Prompt: Please transcribe the data that follows without the pictures, keeping every word the same.
______
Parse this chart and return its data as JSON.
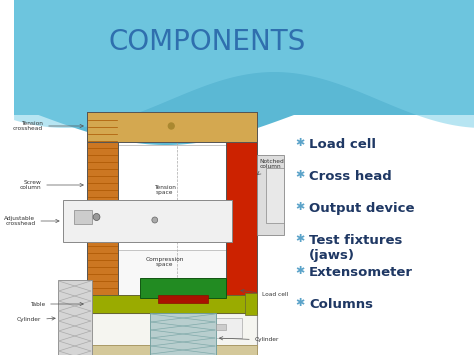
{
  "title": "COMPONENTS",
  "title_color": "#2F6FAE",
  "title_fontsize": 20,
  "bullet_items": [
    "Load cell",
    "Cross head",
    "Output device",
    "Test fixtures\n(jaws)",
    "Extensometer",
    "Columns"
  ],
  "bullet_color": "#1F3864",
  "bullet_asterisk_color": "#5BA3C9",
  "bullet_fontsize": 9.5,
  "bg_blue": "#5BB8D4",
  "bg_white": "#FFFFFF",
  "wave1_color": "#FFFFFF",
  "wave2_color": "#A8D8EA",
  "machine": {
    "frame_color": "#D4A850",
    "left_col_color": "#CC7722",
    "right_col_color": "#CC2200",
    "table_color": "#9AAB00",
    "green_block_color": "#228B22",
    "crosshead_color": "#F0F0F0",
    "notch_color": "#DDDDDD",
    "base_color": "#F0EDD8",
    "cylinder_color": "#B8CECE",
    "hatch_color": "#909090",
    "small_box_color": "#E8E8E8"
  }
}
______
Result of this task:
Parse this chart and return its data as JSON.
{
  "title": "COMPONENTS",
  "title_color": "#2F6FAE",
  "title_fontsize": 20,
  "bullet_items": [
    "Load cell",
    "Cross head",
    "Output device",
    "Test fixtures\n(jaws)",
    "Extensometer",
    "Columns"
  ],
  "bullet_color": "#1F3864",
  "bullet_asterisk_color": "#5BA3C9",
  "bullet_fontsize": 9.5,
  "bg_blue": "#5BB8D4",
  "bg_white": "#FFFFFF",
  "wave1_color": "#FFFFFF",
  "wave2_color": "#A8D8EA",
  "machine": {
    "frame_color": "#D4A850",
    "left_col_color": "#CC7722",
    "right_col_color": "#CC2200",
    "table_color": "#9AAB00",
    "green_block_color": "#228B22",
    "crosshead_color": "#F0F0F0",
    "notch_color": "#DDDDDD",
    "base_color": "#F0EDD8",
    "cylinder_color": "#B8CECE",
    "hatch_color": "#909090",
    "small_box_color": "#E8E8E8"
  }
}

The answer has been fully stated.